• _Given task_
From the data that follows, report how many lines hold the string "middot", giving only the number.

• _Records for processing_
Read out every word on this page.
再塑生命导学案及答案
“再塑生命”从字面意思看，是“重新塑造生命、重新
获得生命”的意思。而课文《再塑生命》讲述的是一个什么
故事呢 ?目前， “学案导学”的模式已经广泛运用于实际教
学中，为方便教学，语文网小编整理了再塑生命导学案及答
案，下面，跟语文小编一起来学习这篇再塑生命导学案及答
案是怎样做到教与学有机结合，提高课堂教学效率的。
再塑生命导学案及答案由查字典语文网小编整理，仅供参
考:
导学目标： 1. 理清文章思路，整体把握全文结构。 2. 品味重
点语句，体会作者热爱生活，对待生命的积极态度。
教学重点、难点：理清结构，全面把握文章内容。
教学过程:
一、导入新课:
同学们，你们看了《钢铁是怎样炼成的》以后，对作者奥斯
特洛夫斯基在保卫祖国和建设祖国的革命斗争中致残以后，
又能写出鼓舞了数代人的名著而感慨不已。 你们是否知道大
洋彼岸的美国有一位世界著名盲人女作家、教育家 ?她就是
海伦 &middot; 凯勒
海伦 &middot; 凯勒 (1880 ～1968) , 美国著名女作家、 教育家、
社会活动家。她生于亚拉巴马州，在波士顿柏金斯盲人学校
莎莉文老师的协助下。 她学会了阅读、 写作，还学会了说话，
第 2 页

• _Answer for this exercise_
2